### Aim
Answer with one number: the count of lines in this material that hold the word "JSON".

___ Record excerpts ___

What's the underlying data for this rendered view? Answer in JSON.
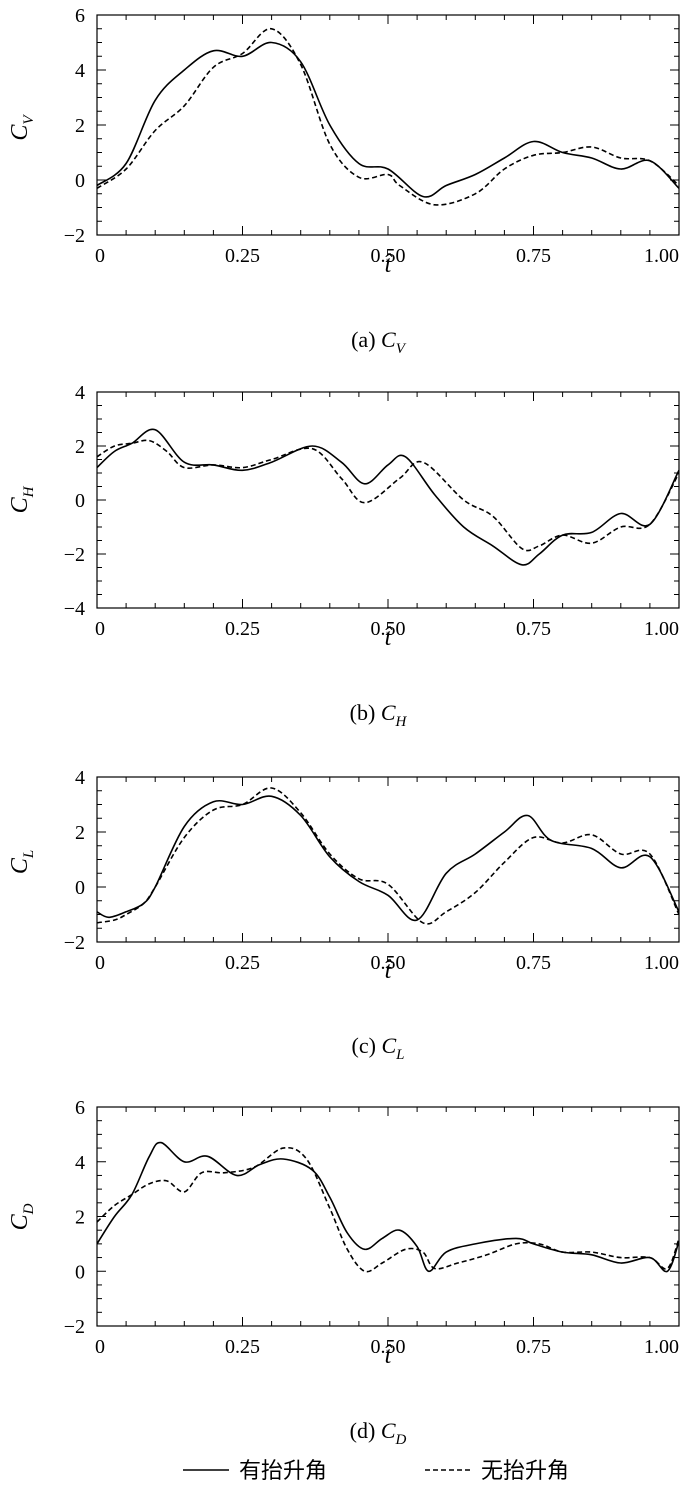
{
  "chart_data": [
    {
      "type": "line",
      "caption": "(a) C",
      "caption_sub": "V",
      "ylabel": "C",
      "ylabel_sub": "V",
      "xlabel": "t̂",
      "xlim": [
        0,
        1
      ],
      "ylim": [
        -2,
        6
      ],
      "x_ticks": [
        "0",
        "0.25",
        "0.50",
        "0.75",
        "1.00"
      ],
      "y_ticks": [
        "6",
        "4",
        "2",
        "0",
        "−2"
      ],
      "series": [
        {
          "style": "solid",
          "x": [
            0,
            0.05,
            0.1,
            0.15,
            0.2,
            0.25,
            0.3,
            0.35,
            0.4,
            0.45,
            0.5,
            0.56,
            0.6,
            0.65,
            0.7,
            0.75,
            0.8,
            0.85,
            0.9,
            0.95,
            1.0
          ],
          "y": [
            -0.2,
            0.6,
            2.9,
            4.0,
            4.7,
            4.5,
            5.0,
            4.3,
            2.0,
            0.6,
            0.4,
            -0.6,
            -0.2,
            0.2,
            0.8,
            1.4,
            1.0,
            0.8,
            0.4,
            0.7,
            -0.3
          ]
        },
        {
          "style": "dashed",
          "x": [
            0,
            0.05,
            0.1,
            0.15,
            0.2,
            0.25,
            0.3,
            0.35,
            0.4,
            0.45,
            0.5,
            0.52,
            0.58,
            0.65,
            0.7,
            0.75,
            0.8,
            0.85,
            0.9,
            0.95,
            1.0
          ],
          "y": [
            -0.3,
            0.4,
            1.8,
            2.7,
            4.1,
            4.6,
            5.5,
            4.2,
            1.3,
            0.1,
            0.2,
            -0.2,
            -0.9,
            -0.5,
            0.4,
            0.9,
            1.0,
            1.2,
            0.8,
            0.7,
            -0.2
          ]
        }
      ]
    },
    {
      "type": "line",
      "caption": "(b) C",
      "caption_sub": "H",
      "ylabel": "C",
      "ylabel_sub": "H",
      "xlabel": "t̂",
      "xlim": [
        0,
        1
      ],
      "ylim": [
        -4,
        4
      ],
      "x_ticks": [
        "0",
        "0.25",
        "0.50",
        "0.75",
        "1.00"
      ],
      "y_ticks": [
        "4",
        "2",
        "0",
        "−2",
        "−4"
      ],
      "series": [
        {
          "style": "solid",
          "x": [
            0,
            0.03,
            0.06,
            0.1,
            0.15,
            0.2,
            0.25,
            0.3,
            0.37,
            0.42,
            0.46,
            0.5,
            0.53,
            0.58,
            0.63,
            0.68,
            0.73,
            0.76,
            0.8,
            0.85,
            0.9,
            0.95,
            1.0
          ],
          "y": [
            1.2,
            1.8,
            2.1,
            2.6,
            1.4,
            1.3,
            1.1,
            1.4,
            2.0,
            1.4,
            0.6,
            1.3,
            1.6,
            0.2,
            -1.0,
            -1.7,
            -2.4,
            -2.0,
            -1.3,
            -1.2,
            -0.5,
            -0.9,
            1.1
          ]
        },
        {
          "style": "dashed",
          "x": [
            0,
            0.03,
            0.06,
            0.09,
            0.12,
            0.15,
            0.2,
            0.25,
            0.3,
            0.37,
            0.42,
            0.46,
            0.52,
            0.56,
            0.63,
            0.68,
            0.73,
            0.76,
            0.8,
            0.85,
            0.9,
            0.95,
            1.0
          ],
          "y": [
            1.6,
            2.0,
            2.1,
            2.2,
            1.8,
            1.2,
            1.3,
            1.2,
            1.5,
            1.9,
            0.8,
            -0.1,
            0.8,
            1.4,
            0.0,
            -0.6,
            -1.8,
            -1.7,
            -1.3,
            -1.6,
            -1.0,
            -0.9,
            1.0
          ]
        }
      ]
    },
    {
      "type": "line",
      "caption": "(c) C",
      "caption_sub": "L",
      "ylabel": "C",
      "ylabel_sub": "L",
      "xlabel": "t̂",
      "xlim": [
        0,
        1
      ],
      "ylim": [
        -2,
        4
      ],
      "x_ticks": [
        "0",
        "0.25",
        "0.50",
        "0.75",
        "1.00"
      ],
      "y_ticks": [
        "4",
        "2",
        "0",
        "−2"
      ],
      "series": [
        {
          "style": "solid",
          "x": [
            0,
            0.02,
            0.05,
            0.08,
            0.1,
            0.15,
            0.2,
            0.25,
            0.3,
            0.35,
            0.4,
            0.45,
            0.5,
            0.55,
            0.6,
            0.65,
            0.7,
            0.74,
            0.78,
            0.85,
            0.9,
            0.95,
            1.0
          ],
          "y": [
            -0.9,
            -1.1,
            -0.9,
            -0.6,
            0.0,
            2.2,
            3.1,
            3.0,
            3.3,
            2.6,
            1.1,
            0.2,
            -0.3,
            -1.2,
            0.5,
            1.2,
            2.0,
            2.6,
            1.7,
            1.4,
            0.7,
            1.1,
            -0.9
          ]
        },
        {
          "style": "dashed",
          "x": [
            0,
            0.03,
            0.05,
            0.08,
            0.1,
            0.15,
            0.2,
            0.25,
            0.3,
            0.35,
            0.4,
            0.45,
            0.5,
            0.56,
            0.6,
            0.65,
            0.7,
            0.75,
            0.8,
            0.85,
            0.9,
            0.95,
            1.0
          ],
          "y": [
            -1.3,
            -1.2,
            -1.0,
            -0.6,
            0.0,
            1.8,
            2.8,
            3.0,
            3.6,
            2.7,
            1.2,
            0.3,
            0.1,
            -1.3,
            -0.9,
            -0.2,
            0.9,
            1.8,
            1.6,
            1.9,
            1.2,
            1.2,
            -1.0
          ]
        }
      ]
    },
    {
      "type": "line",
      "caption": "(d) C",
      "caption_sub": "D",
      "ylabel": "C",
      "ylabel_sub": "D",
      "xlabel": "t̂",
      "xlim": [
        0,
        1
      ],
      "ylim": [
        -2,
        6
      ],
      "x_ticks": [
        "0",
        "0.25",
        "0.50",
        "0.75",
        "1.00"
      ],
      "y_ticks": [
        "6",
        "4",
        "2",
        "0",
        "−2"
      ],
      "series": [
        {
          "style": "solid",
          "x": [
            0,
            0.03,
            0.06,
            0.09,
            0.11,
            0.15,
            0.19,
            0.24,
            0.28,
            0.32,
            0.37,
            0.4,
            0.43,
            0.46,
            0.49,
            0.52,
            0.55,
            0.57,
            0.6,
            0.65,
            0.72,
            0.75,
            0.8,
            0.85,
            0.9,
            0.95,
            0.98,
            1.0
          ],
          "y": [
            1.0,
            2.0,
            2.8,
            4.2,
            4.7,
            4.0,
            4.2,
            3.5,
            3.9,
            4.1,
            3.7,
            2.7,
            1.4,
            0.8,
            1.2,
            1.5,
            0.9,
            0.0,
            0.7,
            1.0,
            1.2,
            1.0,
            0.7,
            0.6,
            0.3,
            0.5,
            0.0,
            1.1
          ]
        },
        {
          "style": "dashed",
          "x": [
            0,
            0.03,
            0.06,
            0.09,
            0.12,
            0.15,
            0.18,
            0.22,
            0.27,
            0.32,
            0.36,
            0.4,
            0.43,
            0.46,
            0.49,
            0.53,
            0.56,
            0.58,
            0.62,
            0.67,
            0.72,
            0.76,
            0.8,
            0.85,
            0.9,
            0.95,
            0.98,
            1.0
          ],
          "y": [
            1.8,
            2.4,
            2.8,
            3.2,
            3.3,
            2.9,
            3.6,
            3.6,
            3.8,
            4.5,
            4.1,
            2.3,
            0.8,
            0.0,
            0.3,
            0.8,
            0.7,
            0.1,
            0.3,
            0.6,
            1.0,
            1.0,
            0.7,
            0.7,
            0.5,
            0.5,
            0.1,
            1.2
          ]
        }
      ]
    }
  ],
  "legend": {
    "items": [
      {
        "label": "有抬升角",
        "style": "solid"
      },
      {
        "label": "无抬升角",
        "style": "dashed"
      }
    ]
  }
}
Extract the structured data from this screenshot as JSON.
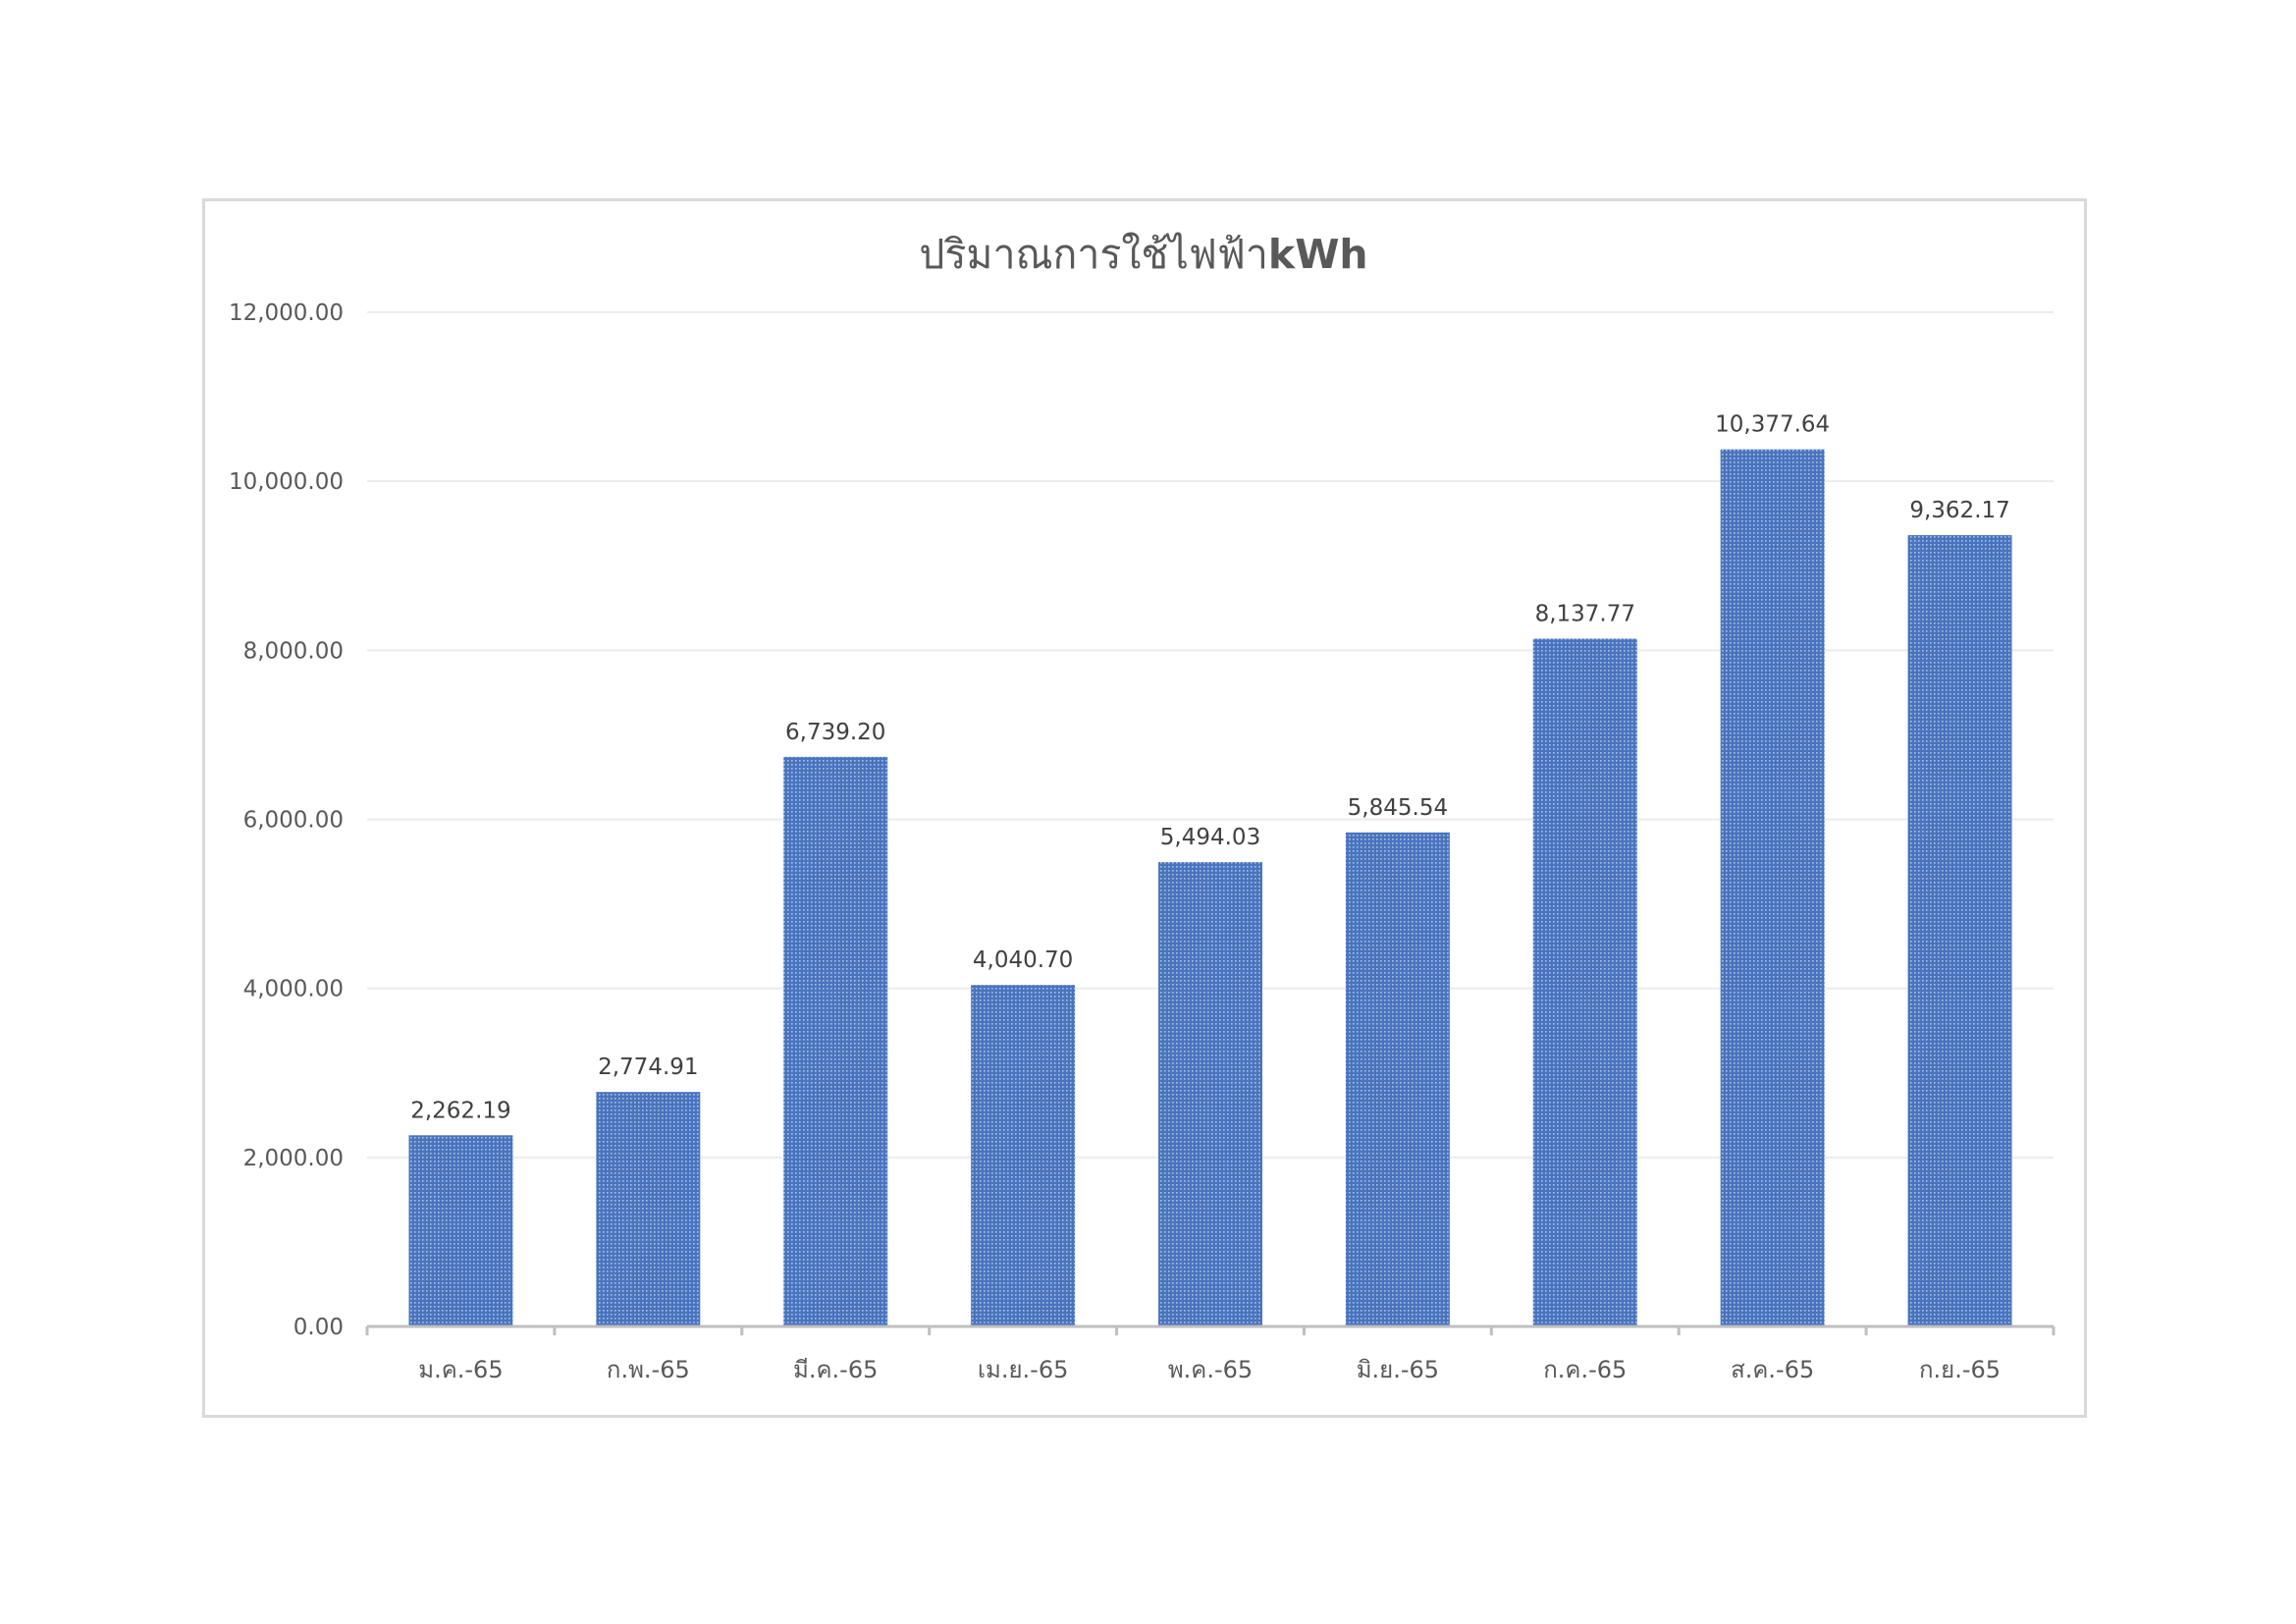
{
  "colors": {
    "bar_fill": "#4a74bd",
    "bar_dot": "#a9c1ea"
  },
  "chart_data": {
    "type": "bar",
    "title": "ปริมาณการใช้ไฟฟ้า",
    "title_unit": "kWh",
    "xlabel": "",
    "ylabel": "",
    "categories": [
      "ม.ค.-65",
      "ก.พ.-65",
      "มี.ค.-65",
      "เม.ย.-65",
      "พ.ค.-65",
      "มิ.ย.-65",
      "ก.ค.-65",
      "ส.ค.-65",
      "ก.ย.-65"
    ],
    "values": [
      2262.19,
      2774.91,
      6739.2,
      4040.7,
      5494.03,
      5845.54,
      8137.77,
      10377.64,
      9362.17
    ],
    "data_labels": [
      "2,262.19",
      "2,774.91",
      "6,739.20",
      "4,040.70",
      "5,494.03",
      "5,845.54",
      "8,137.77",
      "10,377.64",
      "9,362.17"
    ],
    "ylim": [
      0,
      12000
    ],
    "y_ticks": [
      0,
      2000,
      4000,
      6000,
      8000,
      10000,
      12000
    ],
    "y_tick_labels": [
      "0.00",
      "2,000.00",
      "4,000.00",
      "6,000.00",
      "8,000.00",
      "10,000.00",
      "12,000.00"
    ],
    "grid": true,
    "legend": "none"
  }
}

___

### Right answer
2